The exercise: Repeat all of the material exactly as given.

Data extract:
>>>>>

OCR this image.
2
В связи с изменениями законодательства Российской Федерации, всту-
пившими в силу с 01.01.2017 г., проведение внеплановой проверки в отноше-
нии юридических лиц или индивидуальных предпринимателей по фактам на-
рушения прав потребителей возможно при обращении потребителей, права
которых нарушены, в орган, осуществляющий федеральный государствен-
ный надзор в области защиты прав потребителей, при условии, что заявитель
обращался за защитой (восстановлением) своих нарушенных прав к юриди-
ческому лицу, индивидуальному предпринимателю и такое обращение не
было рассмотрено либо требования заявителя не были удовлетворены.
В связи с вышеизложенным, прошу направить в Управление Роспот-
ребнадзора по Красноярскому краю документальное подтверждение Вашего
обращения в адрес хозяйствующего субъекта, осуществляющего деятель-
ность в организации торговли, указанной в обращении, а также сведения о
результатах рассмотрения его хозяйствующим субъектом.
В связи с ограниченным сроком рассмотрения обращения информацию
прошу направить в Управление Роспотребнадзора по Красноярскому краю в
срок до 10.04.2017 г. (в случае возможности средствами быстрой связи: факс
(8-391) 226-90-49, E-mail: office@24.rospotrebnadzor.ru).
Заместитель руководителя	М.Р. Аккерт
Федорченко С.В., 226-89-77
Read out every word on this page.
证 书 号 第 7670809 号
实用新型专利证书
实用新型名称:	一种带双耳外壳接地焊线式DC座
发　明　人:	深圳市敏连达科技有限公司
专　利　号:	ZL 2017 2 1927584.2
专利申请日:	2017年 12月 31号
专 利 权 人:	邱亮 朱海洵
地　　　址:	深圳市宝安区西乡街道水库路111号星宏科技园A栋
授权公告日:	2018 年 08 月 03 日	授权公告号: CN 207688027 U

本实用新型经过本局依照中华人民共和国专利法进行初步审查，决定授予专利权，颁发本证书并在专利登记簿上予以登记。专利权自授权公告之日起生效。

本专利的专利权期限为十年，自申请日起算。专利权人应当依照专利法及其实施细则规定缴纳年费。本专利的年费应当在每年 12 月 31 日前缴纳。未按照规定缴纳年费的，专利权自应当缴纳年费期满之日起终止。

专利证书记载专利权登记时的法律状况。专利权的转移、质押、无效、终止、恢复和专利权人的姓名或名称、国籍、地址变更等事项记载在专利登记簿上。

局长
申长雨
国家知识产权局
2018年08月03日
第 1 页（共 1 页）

<<<<<

Expected answer:
OCR this image.
2
В связи с изменениями законодательства Российской Федерации, всту-
пившими в силу с 01.01.2017 г., проведение внеплановой проверки в отноше-
нии юридических лиц или индивидуальных предпринимателей по фактам на-
рушения прав потребителей возможно при обращении потребителей, права
которых нарушены, в орган, осуществляющий федеральный государствен-
ный надзор в области защиты прав потребителей, при условии, что заявитель
обращался за защитой (восстановлением) своих нарушенных прав к юриди-
ческому лицу, индивидуальному предпринимателю и такое обращение не
было рассмотрено либо требования заявителя не были удовлетворены.
В связи с вышеизложенным, прошу направить в Управление Роспот-
ребнадзора по Красноярскому краю документальное подтверждение Вашего
обращения в адрес хозяйствующего субъекта, осуществляющего деятель-
ность в организации торговли, указанной в обращении, а также сведения о
результатах рассмотрения его хозяйствующим субъектом.
В связи с ограниченным сроком рассмотрения обращения информацию
прошу направить в Управление Роспотребнадзора по Красноярскому краю в
срок до 10.04.2017 г. (в случае возможности средствами быстрой связи: факс
(8-391) 226-90-49, E-mail: office@24.rospotrebnadzor.ru).
Заместитель руководителя	М.Р. Аккерт
Федорченко С.В., 226-89-77
Read out every word on this page.
证 书 号 第 7670809 号
实用新型专利证书
实用新型名称:	一种带双耳外壳接地焊线式DC座
发　明　人:	深圳市敏连达科技有限公司
专　利　号:	ZL 2017 2 1927584.2
专利申请日:	2017年 12月 31号
专 利 权 人:	邱亮 朱海洵
地　　　址:	深圳市宝安区西乡街道水库路111号星宏科技园A栋
授权公告日:	2018 年 08 月 03 日	授权公告号: CN 207688027 U

本实用新型经过本局依照中华人民共和国专利法进行初步审查，决定授予专利权，颁发本证书并在专利登记簿上予以登记。专利权自授权公告之日起生效。

本专利的专利权期限为十年，自申请日起算。专利权人应当依照专利法及其实施细则规定缴纳年费。本专利的年费应当在每年 12 月 31 日前缴纳。未按照规定缴纳年费的，专利权自应当缴纳年费期满之日起终止。

专利证书记载专利权登记时的法律状况。专利权的转移、质押、无效、终止、恢复和专利权人的姓名或名称、国籍、地址变更等事项记载在专利登记簿上。

局长
申长雨
国家知识产权局
2018年08月03日
第 1 页（共 1 页）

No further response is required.